Every record must appear in your copy exactly as written, with no pictures.

(Stored data entries)
BEGIN

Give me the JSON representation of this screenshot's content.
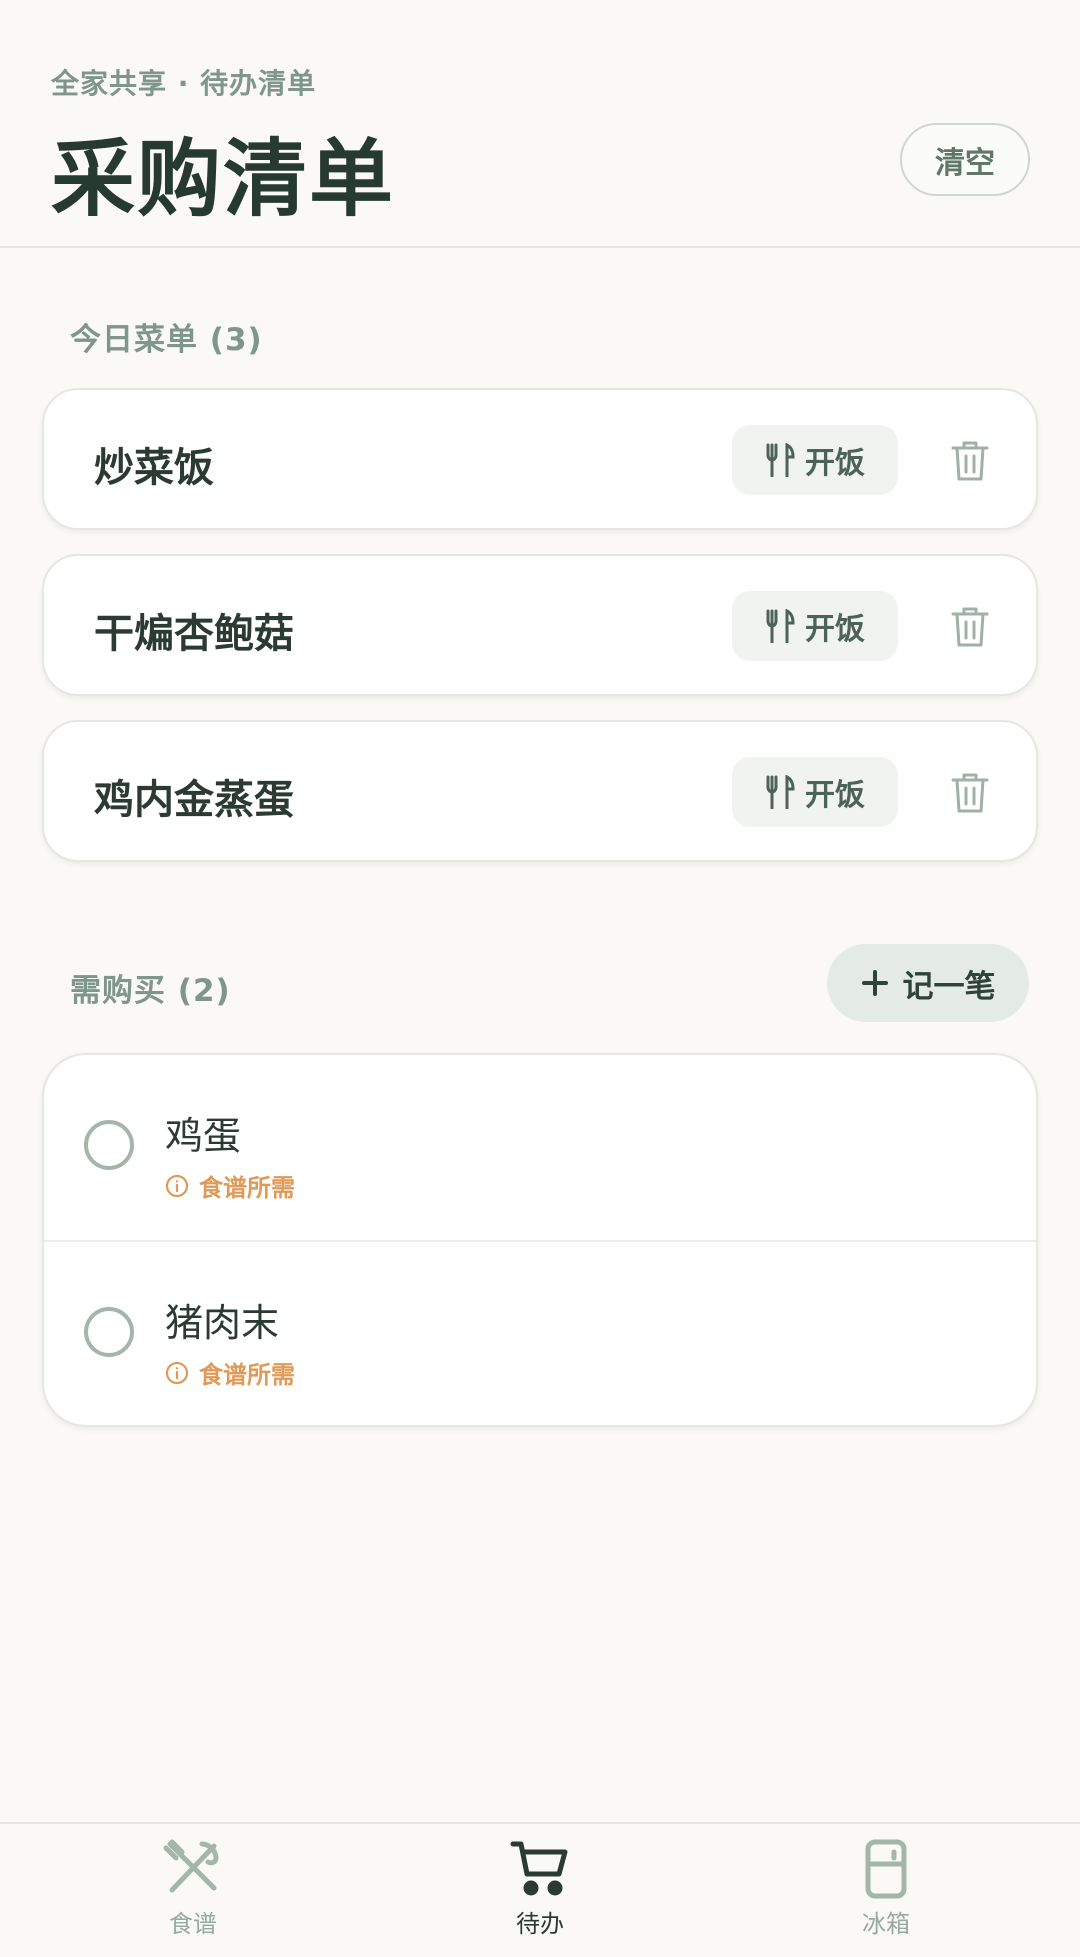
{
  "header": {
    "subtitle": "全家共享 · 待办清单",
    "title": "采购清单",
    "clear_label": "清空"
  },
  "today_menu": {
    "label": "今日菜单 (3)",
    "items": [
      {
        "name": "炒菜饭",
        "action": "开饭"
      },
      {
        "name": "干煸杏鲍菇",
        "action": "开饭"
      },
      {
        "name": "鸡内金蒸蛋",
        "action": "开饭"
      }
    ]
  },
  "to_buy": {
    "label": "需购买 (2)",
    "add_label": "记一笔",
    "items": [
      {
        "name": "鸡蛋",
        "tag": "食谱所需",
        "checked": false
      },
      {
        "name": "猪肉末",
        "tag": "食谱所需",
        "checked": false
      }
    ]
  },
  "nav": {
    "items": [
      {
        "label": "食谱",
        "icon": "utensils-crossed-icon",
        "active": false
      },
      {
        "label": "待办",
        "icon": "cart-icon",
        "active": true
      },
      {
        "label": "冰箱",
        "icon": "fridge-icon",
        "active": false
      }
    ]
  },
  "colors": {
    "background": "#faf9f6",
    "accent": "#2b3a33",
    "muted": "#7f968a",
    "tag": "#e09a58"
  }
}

END

> Exercise result
Give me the JSON representation of this screenshot's content.
{
  "header": {
    "subtitle": "全家共享 · 待办清单",
    "title": "采购清单",
    "clear_label": "清空"
  },
  "today_menu": {
    "label": "今日菜单 (3)",
    "items": [
      {
        "name": "炒菜饭",
        "action": "开饭"
      },
      {
        "name": "干煸杏鲍菇",
        "action": "开饭"
      },
      {
        "name": "鸡内金蒸蛋",
        "action": "开饭"
      }
    ]
  },
  "to_buy": {
    "label": "需购买 (2)",
    "add_label": "记一笔",
    "items": [
      {
        "name": "鸡蛋",
        "tag": "食谱所需",
        "checked": false
      },
      {
        "name": "猪肉末",
        "tag": "食谱所需",
        "checked": false
      }
    ]
  },
  "nav": {
    "items": [
      {
        "label": "食谱",
        "icon": "utensils-crossed-icon",
        "active": false
      },
      {
        "label": "待办",
        "icon": "cart-icon",
        "active": true
      },
      {
        "label": "冰箱",
        "icon": "fridge-icon",
        "active": false
      }
    ]
  },
  "colors": {
    "background": "#faf9f6",
    "accent": "#2b3a33",
    "muted": "#7f968a",
    "tag": "#e09a58"
  }
}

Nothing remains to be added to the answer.